___ Data in this exercise
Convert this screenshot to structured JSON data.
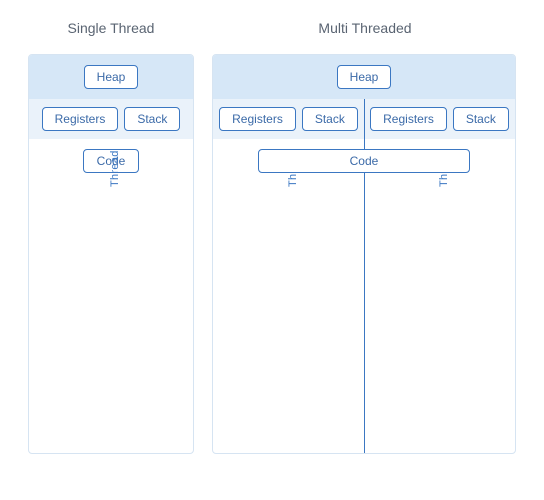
{
  "titles": {
    "single": "Single Thread",
    "multi": "Multi Threaded"
  },
  "labels": {
    "heap": "Heap",
    "registers": "Registers",
    "stack": "Stack",
    "code": "Code",
    "thread": "Thread"
  },
  "diagram": {
    "single": {
      "thread_count": 1
    },
    "multi": {
      "thread_count": 2
    }
  },
  "colors": {
    "accent": "#3b77c2",
    "band_heap": "#d6e7f7",
    "band_reg": "#eaf2fa",
    "border": "#d6e4f2"
  }
}
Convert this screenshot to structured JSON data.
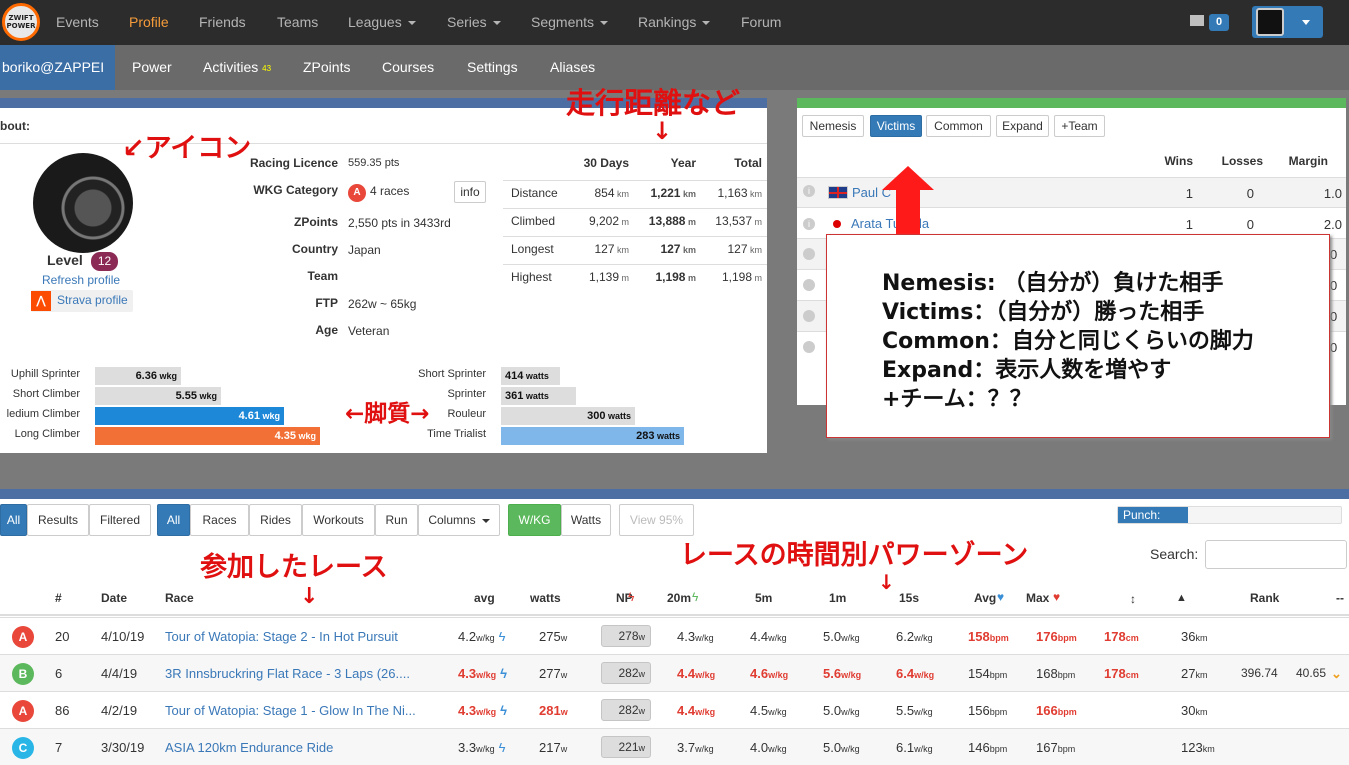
______
_Exercise task_.
Repeat the material above in full and unchanged, minus its images.

_Correct answer_.
Convert this screenshot to structured JSON data.
{
  "titles": {
    "single": "Single Thread",
    "multi": "Multi Threaded"
  },
  "labels": {
    "heap": "Heap",
    "registers": "Registers",
    "stack": "Stack",
    "code": "Code",
    "thread": "Thread"
  },
  "diagram": {
    "single": {
      "thread_count": 1
    },
    "multi": {
      "thread_count": 2
    }
  },
  "colors": {
    "accent": "#3b77c2",
    "band_heap": "#d6e7f7",
    "band_reg": "#eaf2fa",
    "border": "#d6e4f2"
  }
}
Convert this screenshot to structured JSON data.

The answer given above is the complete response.